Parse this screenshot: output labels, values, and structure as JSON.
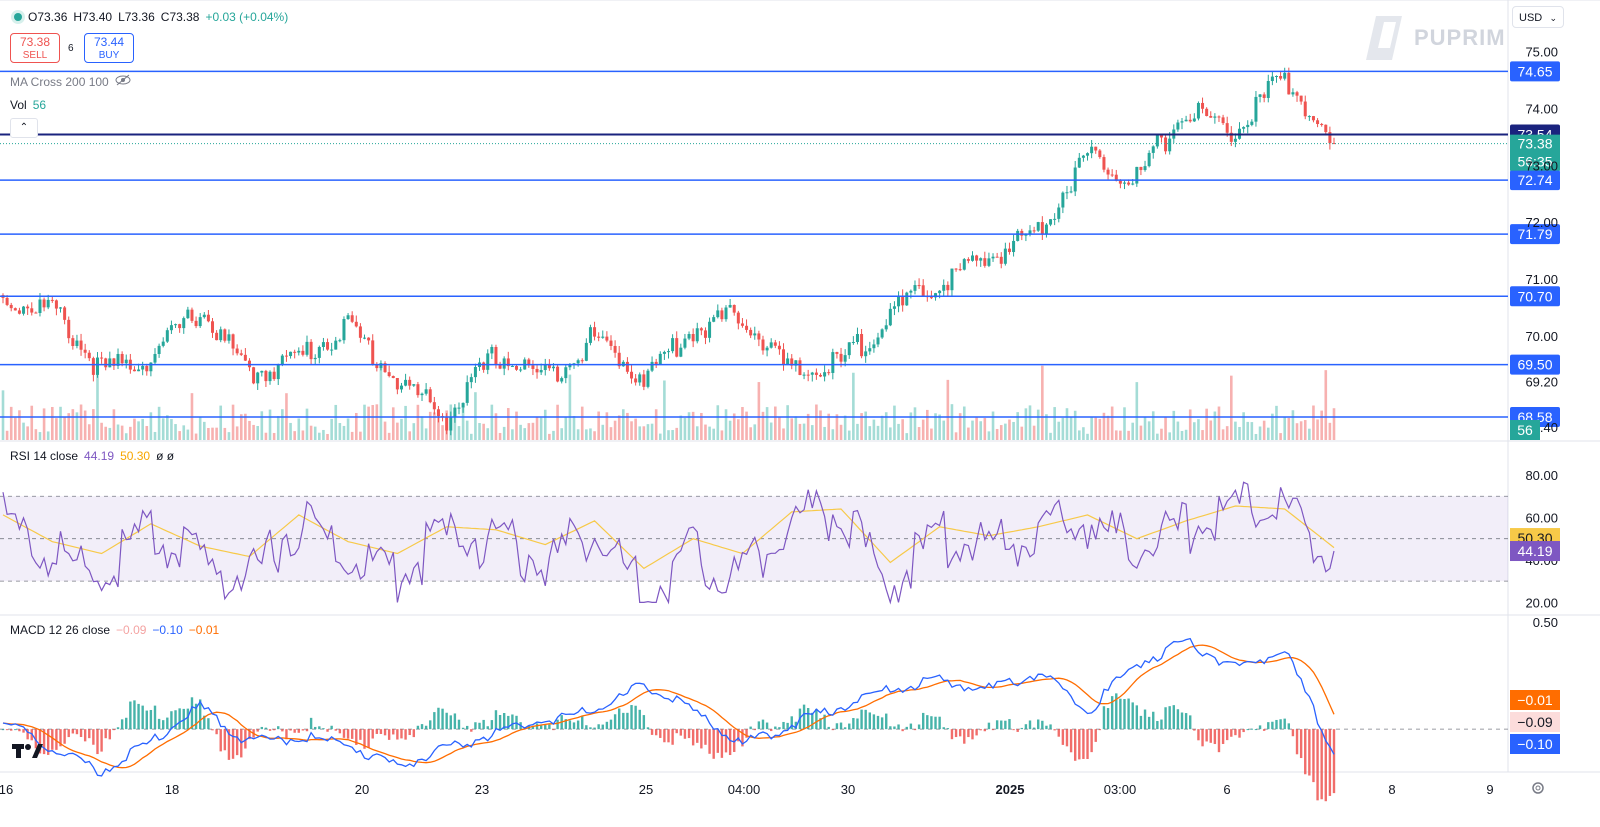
{
  "ohlc": {
    "o": "O73.36",
    "h": "H73.40",
    "l": "L73.36",
    "c": "C73.38",
    "chg": "+0.03 (+0.04%)"
  },
  "trade": {
    "sell_price": "73.38",
    "sell_label": "SELL",
    "spread": "6",
    "buy_price": "73.44",
    "buy_label": "BUY"
  },
  "indicators": {
    "ma_label": "MA Cross 200 100",
    "vol_label": "Vol",
    "vol_value": "56",
    "rsi_label": "RSI 14 close",
    "rsi_value": "44.19",
    "rsi_ma_value": "50.30",
    "rsi_extra": "ø ø",
    "macd_label": "MACD 12 26 close",
    "macd_hist": "−0.09",
    "macd_line": "−0.10",
    "macd_signal": "−0.01"
  },
  "currency": "USD",
  "watermark": "PUPRIM",
  "colors": {
    "up": "#26a69a",
    "down": "#ef5350",
    "hline": "#2962ff",
    "rsi": "#7e57c2",
    "rsi_ma": "#f7c948",
    "macd": "#2962ff",
    "signal": "#ff6d00"
  },
  "chart_data": [
    {
      "type": "candlestick",
      "price_range": [
        68.0,
        75.2
      ],
      "price_ticks": [
        "75.00",
        "74.00",
        "73.00",
        "72.00",
        "71.00",
        "70.00",
        "69.20",
        "68.40"
      ],
      "x_labels": [
        "16",
        "18",
        "20",
        "23",
        "25",
        "04:00",
        "30",
        "2025",
        "03:00",
        "6",
        "8",
        "9"
      ],
      "candles_ohlc_every_12th": [
        [
          70.85,
          70.9,
          70.7,
          70.75
        ],
        [
          70.55,
          70.7,
          70.45,
          70.6
        ],
        [
          69.6,
          69.75,
          69.2,
          69.5
        ],
        [
          69.7,
          69.85,
          69.6,
          69.75
        ],
        [
          70.4,
          70.8,
          70.3,
          70.6
        ],
        [
          69.4,
          69.55,
          69.3,
          69.45
        ],
        [
          69.8,
          69.9,
          69.6,
          69.75
        ],
        [
          70.25,
          70.5,
          70.1,
          70.3
        ],
        [
          69.3,
          69.5,
          69.15,
          69.35
        ],
        [
          68.85,
          69.1,
          68.6,
          68.7
        ],
        [
          69.7,
          69.95,
          69.6,
          69.8
        ],
        [
          69.5,
          69.65,
          69.3,
          69.4
        ],
        [
          70.0,
          70.2,
          69.85,
          70.1
        ],
        [
          69.3,
          69.5,
          69.2,
          69.4
        ],
        [
          70.15,
          70.4,
          70.05,
          70.25
        ],
        [
          70.6,
          70.75,
          70.4,
          70.5
        ],
        [
          69.6,
          69.7,
          69.3,
          69.45
        ],
        [
          69.6,
          69.75,
          69.5,
          69.65
        ],
        [
          70.55,
          70.7,
          70.4,
          70.5
        ],
        [
          71.0,
          71.2,
          70.8,
          71.05
        ],
        [
          71.55,
          71.7,
          71.35,
          71.5
        ],
        [
          72.05,
          72.2,
          71.85,
          72.0
        ],
        [
          73.4,
          73.6,
          73.2,
          73.3
        ],
        [
          73.0,
          73.1,
          72.8,
          72.9
        ],
        [
          74.05,
          74.3,
          73.9,
          74.1
        ],
        [
          73.8,
          73.9,
          73.6,
          73.7
        ],
        [
          74.5,
          74.95,
          74.3,
          74.7
        ],
        [
          73.4,
          73.45,
          73.3,
          73.38
        ]
      ],
      "horizontal_lines": [
        {
          "label": "74.65",
          "value": 74.65
        },
        {
          "label": "73.54",
          "value": 73.54,
          "dark": true
        },
        {
          "label": "72.74",
          "value": 72.74
        },
        {
          "label": "71.79",
          "value": 71.79
        },
        {
          "label": "70.70",
          "value": 70.7
        },
        {
          "label": "69.50",
          "value": 69.5
        },
        {
          "label": "68.58",
          "value": 68.58
        }
      ],
      "last_price_label": "73.38",
      "countdown": "56:35",
      "volume_label": "56"
    },
    {
      "type": "line",
      "name": "RSI 14 close",
      "y_range": [
        15,
        88
      ],
      "y_ticks": [
        "80.00",
        "60.00",
        "40.00",
        "20.00"
      ],
      "band": [
        30,
        70
      ],
      "rsi_every_12th": [
        66,
        48,
        40,
        60,
        45,
        38,
        66,
        48,
        40,
        58,
        56,
        46,
        62,
        30,
        50,
        40,
        68,
        70,
        34,
        58,
        52,
        58,
        66,
        50,
        62,
        72,
        70,
        44
      ],
      "value_labels": [
        "50.30",
        "44.19"
      ]
    },
    {
      "type": "line",
      "name": "MACD 12 26 close",
      "y_range": [
        -0.2,
        0.5
      ],
      "y_ticks": [
        "0.50"
      ],
      "macd_every_12th": [
        0.05,
        -0.08,
        -0.18,
        -0.05,
        0.12,
        -0.05,
        -0.02,
        -0.06,
        -0.16,
        -0.08,
        0.0,
        0.06,
        0.1,
        0.22,
        0.1,
        -0.06,
        0.04,
        0.12,
        0.2,
        0.24,
        0.2,
        0.28,
        0.1,
        0.32,
        0.42,
        0.3,
        0.38,
        -0.1
      ],
      "value_labels": [
        "−0.01",
        "−0.09",
        "−0.10"
      ]
    }
  ]
}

--- WHAT NEEDS TO BE DONE ---
Search the data above for the string "close" and return every line that has it.

--- CORRECT OUTPUT ---
    "rsi_label": "RSI 14 close",
    "macd_label": "MACD 12 26 close",
      "name": "RSI 14 close",
      "name": "MACD 12 26 close",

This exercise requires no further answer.